From the listing below, pick out each line with the word "adjusted".

--- Begin RAW DATA ---

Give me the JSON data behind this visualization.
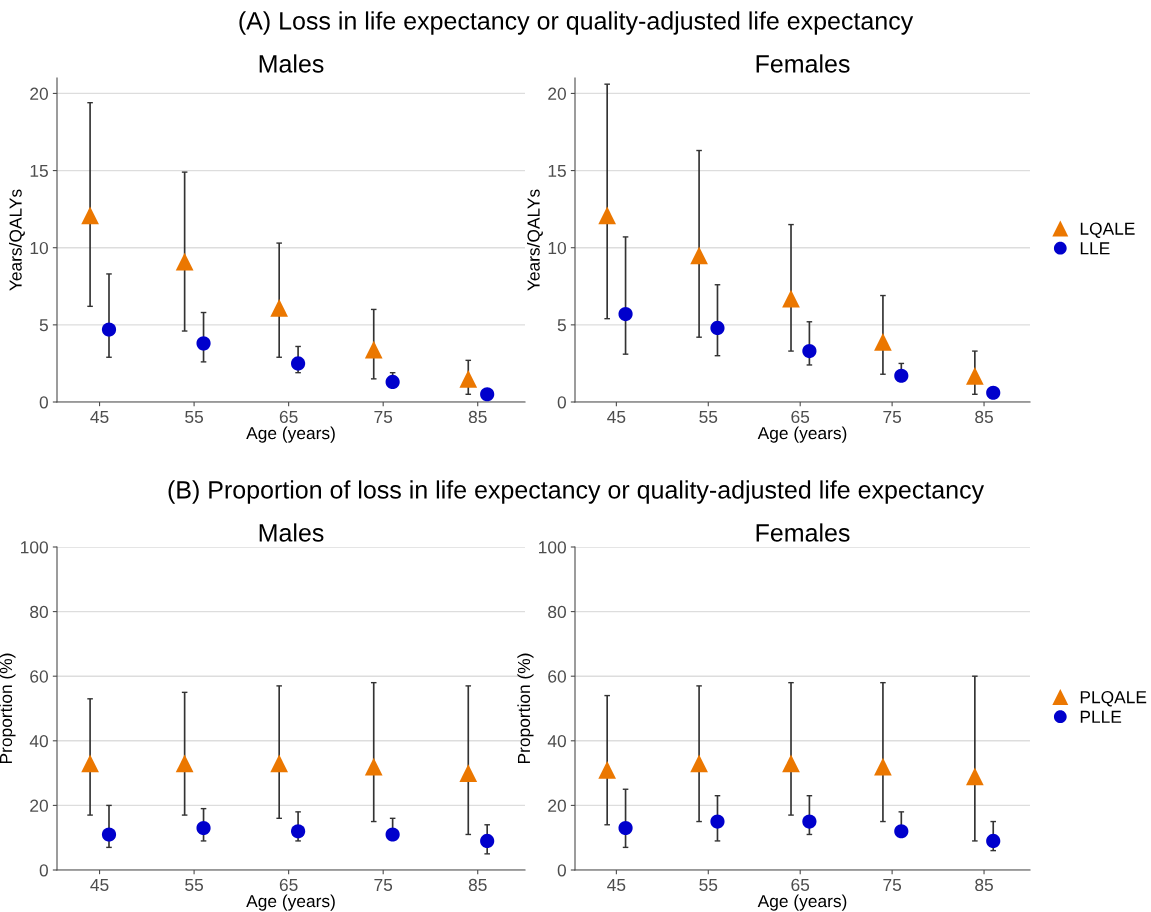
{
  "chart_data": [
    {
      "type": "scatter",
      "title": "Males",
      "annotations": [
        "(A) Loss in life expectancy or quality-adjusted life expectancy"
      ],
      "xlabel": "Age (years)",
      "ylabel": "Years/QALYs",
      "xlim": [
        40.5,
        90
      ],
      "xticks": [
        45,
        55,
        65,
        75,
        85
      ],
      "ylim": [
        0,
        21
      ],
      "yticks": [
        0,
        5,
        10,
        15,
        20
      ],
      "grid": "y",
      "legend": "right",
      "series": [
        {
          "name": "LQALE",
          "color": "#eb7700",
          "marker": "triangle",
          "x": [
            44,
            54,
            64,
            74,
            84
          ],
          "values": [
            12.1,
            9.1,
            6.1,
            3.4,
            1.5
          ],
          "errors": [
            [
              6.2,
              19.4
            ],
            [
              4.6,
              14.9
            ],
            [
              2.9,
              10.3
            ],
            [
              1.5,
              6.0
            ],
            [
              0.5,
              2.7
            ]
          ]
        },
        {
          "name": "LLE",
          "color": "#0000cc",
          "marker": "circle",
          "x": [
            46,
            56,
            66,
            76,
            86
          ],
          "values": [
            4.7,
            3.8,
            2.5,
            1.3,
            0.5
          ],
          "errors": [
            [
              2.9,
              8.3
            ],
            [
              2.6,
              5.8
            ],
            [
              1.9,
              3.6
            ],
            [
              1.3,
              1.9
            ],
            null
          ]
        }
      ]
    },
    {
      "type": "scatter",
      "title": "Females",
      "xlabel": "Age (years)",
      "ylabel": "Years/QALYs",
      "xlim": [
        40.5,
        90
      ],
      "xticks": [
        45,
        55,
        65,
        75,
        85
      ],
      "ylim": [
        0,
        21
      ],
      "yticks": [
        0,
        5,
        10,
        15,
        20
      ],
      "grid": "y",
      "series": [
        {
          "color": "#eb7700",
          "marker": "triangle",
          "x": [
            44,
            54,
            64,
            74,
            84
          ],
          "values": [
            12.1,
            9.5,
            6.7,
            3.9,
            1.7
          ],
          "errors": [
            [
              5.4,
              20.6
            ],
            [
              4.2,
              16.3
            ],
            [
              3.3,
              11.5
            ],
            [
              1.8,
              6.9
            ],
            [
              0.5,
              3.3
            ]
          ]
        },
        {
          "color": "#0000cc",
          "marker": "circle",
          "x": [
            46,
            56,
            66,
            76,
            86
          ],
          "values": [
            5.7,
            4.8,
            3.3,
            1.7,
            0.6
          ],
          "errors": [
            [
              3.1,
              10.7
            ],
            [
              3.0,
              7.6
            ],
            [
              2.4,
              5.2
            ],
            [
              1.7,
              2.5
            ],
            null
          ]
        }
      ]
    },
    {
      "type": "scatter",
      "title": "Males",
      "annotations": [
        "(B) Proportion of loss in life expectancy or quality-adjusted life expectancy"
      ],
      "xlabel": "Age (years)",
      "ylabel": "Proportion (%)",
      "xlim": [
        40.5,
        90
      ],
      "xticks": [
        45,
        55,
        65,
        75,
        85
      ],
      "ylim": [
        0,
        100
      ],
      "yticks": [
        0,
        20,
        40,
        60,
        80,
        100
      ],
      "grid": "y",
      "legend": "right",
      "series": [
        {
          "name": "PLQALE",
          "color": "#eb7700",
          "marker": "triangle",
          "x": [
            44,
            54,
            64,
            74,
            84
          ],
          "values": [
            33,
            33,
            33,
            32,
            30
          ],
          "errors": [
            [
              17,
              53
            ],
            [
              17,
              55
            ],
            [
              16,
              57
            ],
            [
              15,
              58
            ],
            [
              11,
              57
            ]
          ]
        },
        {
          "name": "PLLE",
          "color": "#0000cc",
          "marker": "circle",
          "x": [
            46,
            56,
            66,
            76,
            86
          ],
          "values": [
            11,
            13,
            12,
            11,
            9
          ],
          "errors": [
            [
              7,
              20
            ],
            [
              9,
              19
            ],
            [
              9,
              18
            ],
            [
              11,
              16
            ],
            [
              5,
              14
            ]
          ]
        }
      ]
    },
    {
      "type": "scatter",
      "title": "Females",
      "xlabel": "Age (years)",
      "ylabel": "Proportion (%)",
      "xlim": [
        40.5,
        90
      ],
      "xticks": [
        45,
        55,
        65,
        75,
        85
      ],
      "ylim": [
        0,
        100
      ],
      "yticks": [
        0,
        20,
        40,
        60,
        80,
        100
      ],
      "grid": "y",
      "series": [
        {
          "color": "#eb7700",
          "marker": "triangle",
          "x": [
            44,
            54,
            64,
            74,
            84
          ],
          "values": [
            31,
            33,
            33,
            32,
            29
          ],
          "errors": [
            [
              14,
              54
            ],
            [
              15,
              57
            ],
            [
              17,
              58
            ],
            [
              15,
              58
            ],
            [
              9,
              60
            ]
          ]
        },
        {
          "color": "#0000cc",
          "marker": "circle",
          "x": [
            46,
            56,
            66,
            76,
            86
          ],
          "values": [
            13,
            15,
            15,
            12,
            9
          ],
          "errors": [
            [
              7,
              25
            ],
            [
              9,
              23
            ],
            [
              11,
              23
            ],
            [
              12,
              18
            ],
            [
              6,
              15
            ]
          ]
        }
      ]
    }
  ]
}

--- End RAW DATA ---
--- Begin RAW DATA ---

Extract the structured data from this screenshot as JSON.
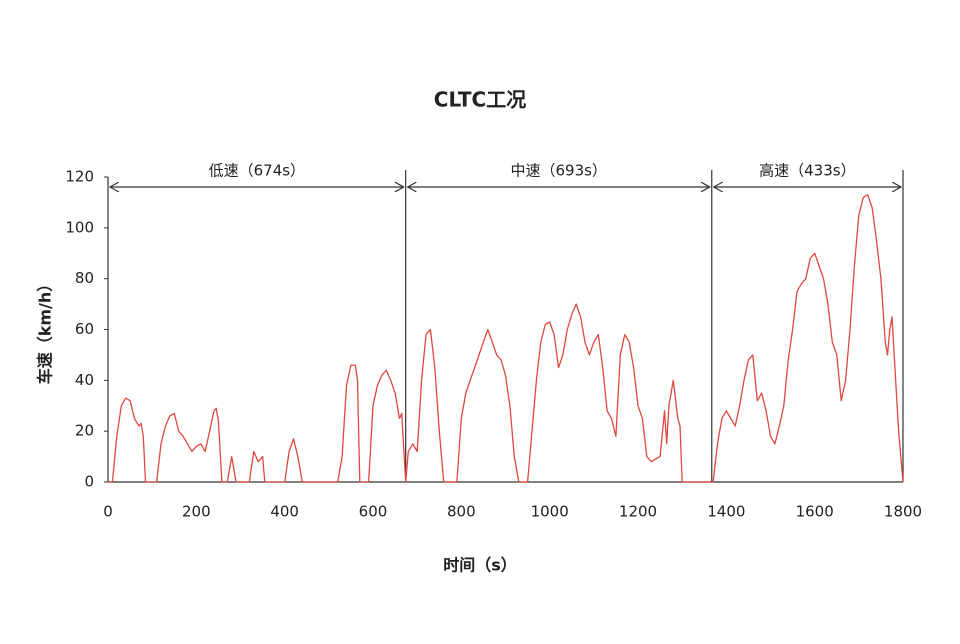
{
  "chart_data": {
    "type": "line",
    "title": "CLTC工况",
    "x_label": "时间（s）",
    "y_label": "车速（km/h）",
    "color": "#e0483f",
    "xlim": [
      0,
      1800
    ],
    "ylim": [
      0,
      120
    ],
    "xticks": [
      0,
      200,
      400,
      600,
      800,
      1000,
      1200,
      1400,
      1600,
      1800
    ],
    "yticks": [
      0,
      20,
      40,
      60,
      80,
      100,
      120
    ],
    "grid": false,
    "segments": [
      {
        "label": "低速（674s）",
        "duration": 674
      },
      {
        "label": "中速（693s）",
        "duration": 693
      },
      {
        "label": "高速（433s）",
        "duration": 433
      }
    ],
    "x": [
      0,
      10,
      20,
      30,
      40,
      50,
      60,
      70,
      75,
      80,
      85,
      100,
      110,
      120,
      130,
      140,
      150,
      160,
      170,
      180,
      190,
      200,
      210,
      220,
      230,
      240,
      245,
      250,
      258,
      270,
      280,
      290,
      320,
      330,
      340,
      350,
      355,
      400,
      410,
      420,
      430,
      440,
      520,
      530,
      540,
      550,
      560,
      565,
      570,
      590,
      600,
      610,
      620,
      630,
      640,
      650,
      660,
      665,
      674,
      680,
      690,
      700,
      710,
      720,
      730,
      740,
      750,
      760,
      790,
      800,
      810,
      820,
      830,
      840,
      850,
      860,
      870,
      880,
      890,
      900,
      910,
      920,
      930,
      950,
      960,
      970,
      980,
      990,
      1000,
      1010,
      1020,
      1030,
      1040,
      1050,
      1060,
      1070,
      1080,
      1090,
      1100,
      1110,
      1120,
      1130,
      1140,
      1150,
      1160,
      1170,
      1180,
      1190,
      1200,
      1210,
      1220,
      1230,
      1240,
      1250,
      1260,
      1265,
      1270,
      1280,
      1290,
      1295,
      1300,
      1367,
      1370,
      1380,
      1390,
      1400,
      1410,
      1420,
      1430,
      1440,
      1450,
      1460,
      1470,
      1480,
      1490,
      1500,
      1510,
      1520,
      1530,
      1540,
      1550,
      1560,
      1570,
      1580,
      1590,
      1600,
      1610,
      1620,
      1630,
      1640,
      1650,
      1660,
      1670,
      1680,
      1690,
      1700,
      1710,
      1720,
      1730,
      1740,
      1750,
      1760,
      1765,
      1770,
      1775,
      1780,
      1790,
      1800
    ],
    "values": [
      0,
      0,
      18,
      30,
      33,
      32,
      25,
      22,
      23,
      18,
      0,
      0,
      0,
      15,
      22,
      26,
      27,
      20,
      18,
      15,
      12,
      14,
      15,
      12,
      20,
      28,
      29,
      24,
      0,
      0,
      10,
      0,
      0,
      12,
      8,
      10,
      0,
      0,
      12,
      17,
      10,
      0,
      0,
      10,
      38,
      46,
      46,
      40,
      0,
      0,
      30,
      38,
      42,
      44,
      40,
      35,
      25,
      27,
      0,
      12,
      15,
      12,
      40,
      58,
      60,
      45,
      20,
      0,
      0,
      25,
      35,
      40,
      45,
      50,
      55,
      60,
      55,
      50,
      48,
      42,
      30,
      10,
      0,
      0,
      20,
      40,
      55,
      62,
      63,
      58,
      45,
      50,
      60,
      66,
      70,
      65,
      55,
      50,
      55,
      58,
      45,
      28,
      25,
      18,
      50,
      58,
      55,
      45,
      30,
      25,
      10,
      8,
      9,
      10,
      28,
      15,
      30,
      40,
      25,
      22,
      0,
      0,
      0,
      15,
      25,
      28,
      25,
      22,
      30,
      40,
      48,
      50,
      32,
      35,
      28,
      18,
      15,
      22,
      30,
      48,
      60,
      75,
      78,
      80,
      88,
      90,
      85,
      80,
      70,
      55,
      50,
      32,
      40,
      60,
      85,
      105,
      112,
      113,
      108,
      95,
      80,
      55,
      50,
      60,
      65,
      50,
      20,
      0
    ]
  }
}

--- End RAW DATA ---

> _SOLUTION TO THIS PROBLEM_
        "(A) Loss in life expectancy or quality-adjusted life expectancy"
        "(B) Proportion of loss in life expectancy or quality-adjusted life expectancy"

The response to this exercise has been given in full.